* EXTRAIT SOURCE
Le 25 mars 2016, M. [R] a informé son employeur de sa volonté de démissionner.
Exposant avoir découvert depuis que M. [R] avait travaillé au sein d’une société concurrente depuis le 10 janvier 2015, soit pendant la période d’exécution du contrat de travail précité, la S.A Turbos-[H]-[W].Fr a saisi le Conseil de Prud’hommes de Morlaix afin de solliciter le remboursement des salaires d’avril 2015 à avril 2016, ainsi que des charges afférentes aux salaires et des remboursements de frais réglés à Monsieur [R].
Par jugement en date du 20 avril 2018, le Conseil de prud’hommes de Morlaix, retenant l’existence d’une faute contractuelle du salarié occasionnant un préjudice à l’employeur, a jugé que Monsieur [I] [R] avait sciemment perçu un salaire qu’il savait ne pas être dû, et l’a condamné à payer à la Société Turbos-[H]-[W] les sommes suivantes’:
– 33 810,85 € à titre de remboursement des salaires d’avril 2015 à mars 2016,
– 34 309,78 € à titre de remboursement des charges salariales,
– 8 577,41 € à titre des frais de déplacement payés à Monsieur [I] [R],
– 1000 € au titre de l’article 700 du code de procédure civile,
– Débouté Monsieur [I] [R] de sa demande reconventionnelle de 3 000€ au titre de l’article 700 du Code de Procédure Civile,
– Condamné Monsieur [I] [R] aux entiers dépens et y compris en cas d’exécution forcée les éventuels honoraires et frais d’huissier.

* CONSIGNE
Veuillez extraire du texte sur le litige prud'homal le passage qui va de « Le 25 mars 2016, M. » jusqu'à « à Monsieur [R]. ». Les enregistrements forment un ensemble à part, distinct du texte.

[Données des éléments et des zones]

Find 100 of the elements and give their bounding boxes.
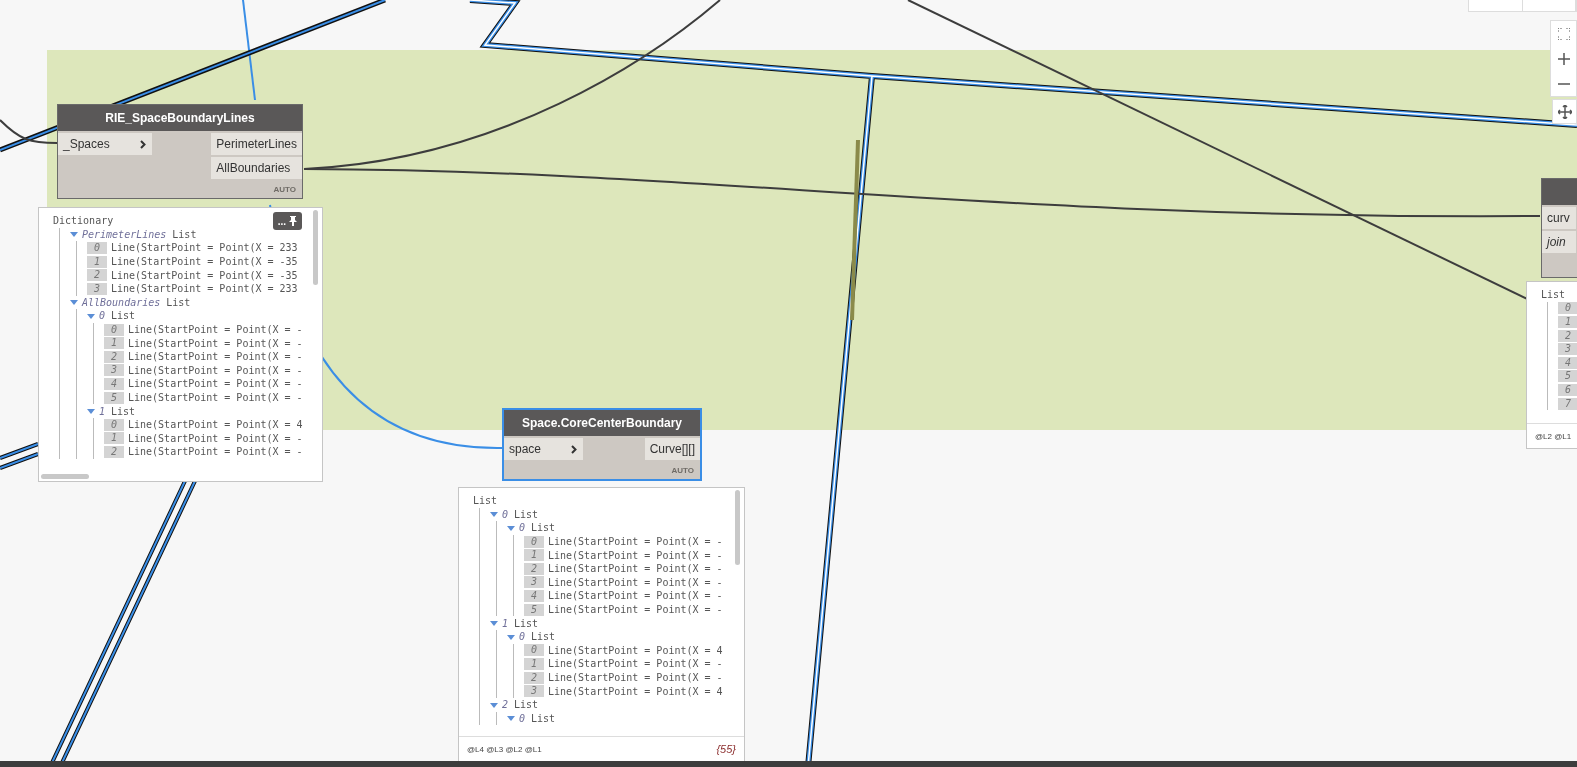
value-text: Line(StartPoint = Point(X = - — [128, 364, 303, 376]
index-label: 4 — [1558, 356, 1577, 369]
index-label: 0 — [524, 644, 544, 657]
expand-caret-icon[interactable] — [507, 633, 515, 640]
index-label: 0 — [104, 323, 124, 336]
index-label: 1 — [104, 432, 124, 445]
node-title: Space.CoreCenterBoundary — [521, 416, 682, 430]
scrollbar[interactable] — [735, 490, 740, 565]
list-label: 0 List — [519, 522, 556, 534]
node[interactable]: Space.CoreCenterBoundary space Curve[][] AUTO — [502, 408, 702, 481]
node[interactable]: curv join — [1541, 178, 1577, 278]
index-label: 5 — [104, 391, 124, 404]
index-label: 4 — [524, 589, 544, 602]
value-text: Line(StartPoint = Point(X = - — [128, 432, 303, 444]
value-text: Line(StartPoint = Point(X = 4 — [128, 419, 303, 431]
list-levels: @L4 @L3 @L2 @L1 — [467, 744, 542, 754]
index-label: 3 — [524, 685, 544, 698]
root-label: List — [1541, 289, 1566, 301]
scrollbar[interactable] — [313, 210, 318, 285]
list-label: AllBoundaries List — [82, 296, 191, 308]
index-label: 0 — [524, 535, 544, 548]
move-icon — [1557, 104, 1572, 119]
value-text: Line(StartPoint = Point(X = - — [128, 378, 303, 390]
expand-caret-icon[interactable] — [507, 715, 515, 722]
scrollbar[interactable] — [41, 474, 89, 479]
list-label: 0 List — [99, 310, 136, 322]
index-label: 2 — [104, 445, 124, 458]
index-label: 2 — [524, 562, 544, 575]
index-label: 0 — [1558, 302, 1577, 315]
expand-caret-icon[interactable] — [490, 701, 498, 708]
expand-caret-icon[interactable] — [87, 312, 95, 319]
index-label: 1 — [104, 337, 124, 350]
value-text: Line(StartPoint = Point(X = -35 — [111, 269, 298, 281]
index-label: 1 — [524, 549, 544, 562]
index-label: 1 — [524, 657, 544, 670]
index-label: 1 — [87, 255, 107, 268]
value-text: Line(StartPoint = Point(X = - — [128, 351, 303, 363]
index-label: 3 — [524, 576, 544, 589]
index-label: 4 — [104, 377, 124, 390]
value-text: Line(StartPoint = Point(X = -35 — [111, 256, 298, 268]
item-count: {55} — [716, 743, 736, 755]
value-text: Line(StartPoint = Point(X = - — [548, 672, 723, 683]
pin-button[interactable]: ... — [272, 212, 302, 230]
index-label: 2 — [524, 671, 544, 684]
index-label: 3 — [104, 364, 124, 377]
index-label: 2 — [1558, 329, 1577, 342]
value-text: Line(StartPoint = Point(X = - — [548, 590, 723, 602]
index-label: 2 — [104, 350, 124, 363]
value-text: Line(StartPoint = Point(X = - — [548, 536, 723, 548]
value-text: Line(StartPoint = Point(X = 233 — [111, 242, 298, 254]
expand-caret-icon[interactable] — [70, 231, 78, 238]
list-label: 0 List — [519, 631, 556, 643]
root-label: Dictionary — [53, 215, 114, 227]
pin-icon — [289, 216, 297, 226]
value-text: Line(StartPoint = Point(X = - — [128, 324, 303, 336]
list-label: 2 List — [502, 699, 539, 711]
value-text: Line(StartPoint = Point(X = - — [548, 563, 723, 575]
value-text: Line(StartPoint = Point(X = - — [128, 392, 303, 403]
list-levels: @L2 @L1 — [1535, 431, 1572, 441]
index-label: 6 — [1558, 383, 1577, 396]
value-text: Line(StartPoint = Point(X = - — [548, 576, 723, 588]
input-port[interactable]: join — [1542, 231, 1576, 253]
lacing-label: AUTO — [670, 465, 695, 477]
value-text: Line(StartPoint = Point(X = 233 — [111, 283, 298, 295]
output-port[interactable]: Curve[][] — [644, 438, 700, 460]
list-label: 0 List — [519, 712, 556, 724]
expand-caret-icon[interactable] — [507, 525, 515, 531]
index-label: 0 — [87, 242, 107, 254]
chevron-icon — [139, 139, 146, 149]
value-text: Line(StartPoint = Point(X = - — [128, 337, 303, 349]
chevron-icon — [571, 444, 578, 454]
expand-caret-icon[interactable] — [70, 299, 78, 306]
index-label: 2 — [87, 269, 107, 282]
pan-button[interactable] — [1552, 99, 1577, 124]
lacing-label: AUTO — [272, 184, 297, 196]
list-label: PerimeterLines List — [82, 228, 197, 240]
value-text: Line(StartPoint = Point(X = 4 — [548, 644, 723, 656]
expand-caret-icon[interactable] — [87, 408, 95, 415]
input-port[interactable]: _Spaces — [58, 133, 152, 155]
list-label: 0 List — [502, 508, 539, 520]
root-label: List — [473, 495, 498, 507]
value-text: Line(StartPoint = Point(X = 4 — [548, 685, 723, 697]
expand-caret-icon[interactable] — [490, 620, 498, 627]
value-text: Line(StartPoint = Point(X = - — [548, 604, 723, 616]
index-label: 7 — [1558, 397, 1577, 410]
output-port[interactable]: PerimeterLines — [211, 133, 302, 155]
index-label: 5 — [524, 603, 544, 616]
index-label: 5 — [1558, 370, 1577, 383]
list-label: 1 List — [99, 405, 136, 417]
input-port[interactable]: space — [504, 438, 584, 460]
index-label: 0 — [104, 418, 124, 431]
index-label: 3 — [1558, 343, 1577, 356]
node-title: RIE_SpaceBoundaryLines — [105, 111, 255, 125]
list-label: 1 List — [502, 617, 539, 629]
plus-icon — [1557, 52, 1570, 65]
node[interactable]: RIE_SpaceBoundaryLines _Spaces PerimeterLines AllBoundaries AUTO — [57, 104, 303, 199]
output-port[interactable]: AllBoundaries — [211, 157, 302, 179]
index-label: 3 — [87, 282, 107, 295]
input-port[interactable]: curv — [1542, 207, 1576, 229]
expand-caret-icon[interactable] — [490, 511, 498, 518]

* RÉPONSE
Le 25 mars 2016, M. [R] a informé son employeur de sa volonté de démissionner.
Exposant avoir découvert depuis que M. [R] avait travaillé au sein d’une société concurrente depuis le 10 janvier 2015, soit pendant la période d’exécution du contrat de travail précité, la S.A Turbos-[H]-[W].Fr a saisi le Conseil de Prud’hommes de Morlaix afin de solliciter le remboursement des salaires d’avril 2015 à avril 2016, ainsi que des charges afférentes aux salaires et des remboursements de frais réglés à Monsieur [R].